Science

Suisun Marsh, a Zone of Potential in a Sinking Ecosystem

by | Aug 20, 2025

Every few years, it seems, we remember Suisun Marsh. Not that this unique middle chamber of the San Francisco Estuary is ever forgotten; it’s just that, like a relatively quiet child in a troubled family, it can slip into the background. 

Suisun is a bit downstream from the Delta tunnel battles, a bit upstream from the worst urban sea-level rise concerns. The managed wetlands at the heart of the 107,000 acres legally defined as Suisun, though different from the tidal marshes of the past, support thousands of waterfowl and also pump out food for fish. Suisun is part of what biologists call the North Delta Habitat Arc, a sweep of relatively healthy waters and wetlands running from the marsh eastward past Sherman Island and on up the Sacramento to the Cache-Lindsey Complex and the southern Yolo Bypass. In a stubbornly declining Delta ecosystem, it is a zone of potential, even hope.
-=-=-
_Assigned task 1_:
Which places does the Suisun Marsh article name along the sweep of the North Delta Habitat Arc?
_Assigned task 2_:
In the Suisun Marsh article, how many acres are legally defined as Suisun?
-=-=-
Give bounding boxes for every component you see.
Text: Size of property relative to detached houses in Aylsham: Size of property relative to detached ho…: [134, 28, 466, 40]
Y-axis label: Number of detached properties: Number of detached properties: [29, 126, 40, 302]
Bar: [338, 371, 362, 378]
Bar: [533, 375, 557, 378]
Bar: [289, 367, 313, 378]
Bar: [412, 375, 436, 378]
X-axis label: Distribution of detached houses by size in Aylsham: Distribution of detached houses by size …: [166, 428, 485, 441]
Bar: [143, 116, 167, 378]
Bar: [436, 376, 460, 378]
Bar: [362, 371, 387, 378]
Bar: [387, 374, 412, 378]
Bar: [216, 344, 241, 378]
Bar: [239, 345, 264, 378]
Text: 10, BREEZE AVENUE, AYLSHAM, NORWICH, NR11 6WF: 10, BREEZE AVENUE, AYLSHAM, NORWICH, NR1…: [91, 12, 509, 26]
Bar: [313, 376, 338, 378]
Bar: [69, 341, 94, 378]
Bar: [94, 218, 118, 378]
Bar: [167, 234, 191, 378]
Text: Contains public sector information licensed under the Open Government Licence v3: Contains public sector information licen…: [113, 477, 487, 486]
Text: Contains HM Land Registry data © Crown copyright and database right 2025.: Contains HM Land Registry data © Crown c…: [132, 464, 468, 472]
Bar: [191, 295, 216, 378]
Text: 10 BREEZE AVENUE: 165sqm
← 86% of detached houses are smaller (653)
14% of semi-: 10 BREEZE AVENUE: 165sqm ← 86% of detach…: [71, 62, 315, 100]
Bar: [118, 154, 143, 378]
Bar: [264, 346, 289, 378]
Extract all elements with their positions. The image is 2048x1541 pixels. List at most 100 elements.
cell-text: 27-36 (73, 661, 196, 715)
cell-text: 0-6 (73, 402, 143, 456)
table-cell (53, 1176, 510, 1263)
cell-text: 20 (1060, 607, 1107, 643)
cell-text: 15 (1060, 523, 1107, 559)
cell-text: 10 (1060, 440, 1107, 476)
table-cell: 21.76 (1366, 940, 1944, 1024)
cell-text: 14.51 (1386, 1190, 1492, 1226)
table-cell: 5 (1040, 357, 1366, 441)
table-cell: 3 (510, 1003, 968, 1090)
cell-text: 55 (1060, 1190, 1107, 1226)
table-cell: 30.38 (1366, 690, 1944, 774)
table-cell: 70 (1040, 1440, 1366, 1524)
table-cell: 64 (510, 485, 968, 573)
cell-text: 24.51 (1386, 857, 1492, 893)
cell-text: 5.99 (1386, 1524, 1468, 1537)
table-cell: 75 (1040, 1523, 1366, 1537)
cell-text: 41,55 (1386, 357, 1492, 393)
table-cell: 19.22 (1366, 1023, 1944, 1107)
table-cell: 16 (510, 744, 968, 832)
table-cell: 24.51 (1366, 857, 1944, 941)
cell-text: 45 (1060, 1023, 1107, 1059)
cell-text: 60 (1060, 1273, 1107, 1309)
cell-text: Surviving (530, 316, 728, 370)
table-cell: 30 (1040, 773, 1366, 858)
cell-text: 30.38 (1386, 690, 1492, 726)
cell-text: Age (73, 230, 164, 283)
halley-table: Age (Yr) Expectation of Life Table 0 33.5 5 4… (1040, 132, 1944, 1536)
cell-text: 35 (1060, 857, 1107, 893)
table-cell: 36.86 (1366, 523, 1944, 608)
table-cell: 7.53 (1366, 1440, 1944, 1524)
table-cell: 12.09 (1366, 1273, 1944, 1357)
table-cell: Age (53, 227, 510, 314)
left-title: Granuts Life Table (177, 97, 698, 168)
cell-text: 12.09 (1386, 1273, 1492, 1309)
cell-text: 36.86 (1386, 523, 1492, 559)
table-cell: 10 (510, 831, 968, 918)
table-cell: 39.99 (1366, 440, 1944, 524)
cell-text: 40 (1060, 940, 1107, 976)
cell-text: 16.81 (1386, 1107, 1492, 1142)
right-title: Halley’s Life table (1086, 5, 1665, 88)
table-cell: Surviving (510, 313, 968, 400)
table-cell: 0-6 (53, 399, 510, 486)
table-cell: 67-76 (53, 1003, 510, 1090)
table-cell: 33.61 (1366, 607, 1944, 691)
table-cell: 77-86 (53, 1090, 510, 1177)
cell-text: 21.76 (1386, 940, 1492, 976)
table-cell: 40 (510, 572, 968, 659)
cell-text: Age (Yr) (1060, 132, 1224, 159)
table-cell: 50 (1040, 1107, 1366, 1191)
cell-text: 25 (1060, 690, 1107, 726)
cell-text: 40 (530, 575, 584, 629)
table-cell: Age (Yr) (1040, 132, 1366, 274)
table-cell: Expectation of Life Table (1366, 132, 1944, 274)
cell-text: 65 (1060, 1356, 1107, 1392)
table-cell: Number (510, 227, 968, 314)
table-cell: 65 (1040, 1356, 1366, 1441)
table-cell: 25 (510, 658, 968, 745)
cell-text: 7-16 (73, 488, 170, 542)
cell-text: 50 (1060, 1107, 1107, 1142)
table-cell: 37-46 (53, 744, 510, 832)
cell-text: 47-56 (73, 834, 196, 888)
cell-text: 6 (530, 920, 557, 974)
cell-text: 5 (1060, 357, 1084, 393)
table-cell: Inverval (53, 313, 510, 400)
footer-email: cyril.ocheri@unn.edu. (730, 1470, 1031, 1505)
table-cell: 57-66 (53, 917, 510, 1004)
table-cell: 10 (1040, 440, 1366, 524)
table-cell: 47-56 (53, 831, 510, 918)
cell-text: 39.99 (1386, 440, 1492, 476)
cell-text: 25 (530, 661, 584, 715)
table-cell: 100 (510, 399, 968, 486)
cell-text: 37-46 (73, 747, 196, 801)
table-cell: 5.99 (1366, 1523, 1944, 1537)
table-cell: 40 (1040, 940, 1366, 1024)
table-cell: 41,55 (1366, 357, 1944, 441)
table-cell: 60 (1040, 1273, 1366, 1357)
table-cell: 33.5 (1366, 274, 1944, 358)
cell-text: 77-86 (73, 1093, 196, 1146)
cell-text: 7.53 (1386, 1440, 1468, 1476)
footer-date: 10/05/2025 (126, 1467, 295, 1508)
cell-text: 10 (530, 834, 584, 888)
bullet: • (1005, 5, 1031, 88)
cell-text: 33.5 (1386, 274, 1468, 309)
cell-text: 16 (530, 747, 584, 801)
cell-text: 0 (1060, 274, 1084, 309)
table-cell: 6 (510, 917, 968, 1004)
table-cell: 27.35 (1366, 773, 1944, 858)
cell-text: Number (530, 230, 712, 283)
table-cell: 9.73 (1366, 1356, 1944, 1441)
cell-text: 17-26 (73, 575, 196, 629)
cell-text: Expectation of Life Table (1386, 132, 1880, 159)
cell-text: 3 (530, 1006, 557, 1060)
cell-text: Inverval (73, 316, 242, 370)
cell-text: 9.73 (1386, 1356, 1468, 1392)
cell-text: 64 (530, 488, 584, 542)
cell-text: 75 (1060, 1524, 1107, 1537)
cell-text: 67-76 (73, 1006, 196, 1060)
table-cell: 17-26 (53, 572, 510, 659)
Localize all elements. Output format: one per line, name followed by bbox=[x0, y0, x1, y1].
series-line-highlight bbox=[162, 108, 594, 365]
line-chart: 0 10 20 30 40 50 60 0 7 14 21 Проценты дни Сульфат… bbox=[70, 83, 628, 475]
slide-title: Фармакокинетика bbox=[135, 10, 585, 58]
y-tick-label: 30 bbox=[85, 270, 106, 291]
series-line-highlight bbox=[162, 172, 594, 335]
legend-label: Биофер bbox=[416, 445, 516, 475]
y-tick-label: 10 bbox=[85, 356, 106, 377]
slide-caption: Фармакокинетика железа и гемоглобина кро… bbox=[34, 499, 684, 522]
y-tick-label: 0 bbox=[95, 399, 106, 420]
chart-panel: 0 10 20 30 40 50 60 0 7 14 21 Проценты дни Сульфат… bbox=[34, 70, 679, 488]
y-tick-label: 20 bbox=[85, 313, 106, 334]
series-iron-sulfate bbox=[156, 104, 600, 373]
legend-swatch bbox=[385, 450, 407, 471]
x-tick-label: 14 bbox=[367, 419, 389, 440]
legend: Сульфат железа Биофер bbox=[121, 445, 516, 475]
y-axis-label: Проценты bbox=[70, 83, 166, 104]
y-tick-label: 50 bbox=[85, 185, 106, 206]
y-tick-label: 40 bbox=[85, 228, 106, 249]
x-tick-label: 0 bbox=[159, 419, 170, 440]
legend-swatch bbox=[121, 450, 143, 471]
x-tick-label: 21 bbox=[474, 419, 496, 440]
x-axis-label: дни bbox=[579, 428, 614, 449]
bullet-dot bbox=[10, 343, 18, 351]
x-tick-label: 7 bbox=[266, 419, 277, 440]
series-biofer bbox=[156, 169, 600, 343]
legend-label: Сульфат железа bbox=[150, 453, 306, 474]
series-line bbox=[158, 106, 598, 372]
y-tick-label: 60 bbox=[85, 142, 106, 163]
-=-=-
_Output 1_:
Suisun Marsh, Sherman Island, the Sacramento, the Cache-Lindsey Complex, and the southern Yolo Bypass.

_Output 2_:
107,000 acres.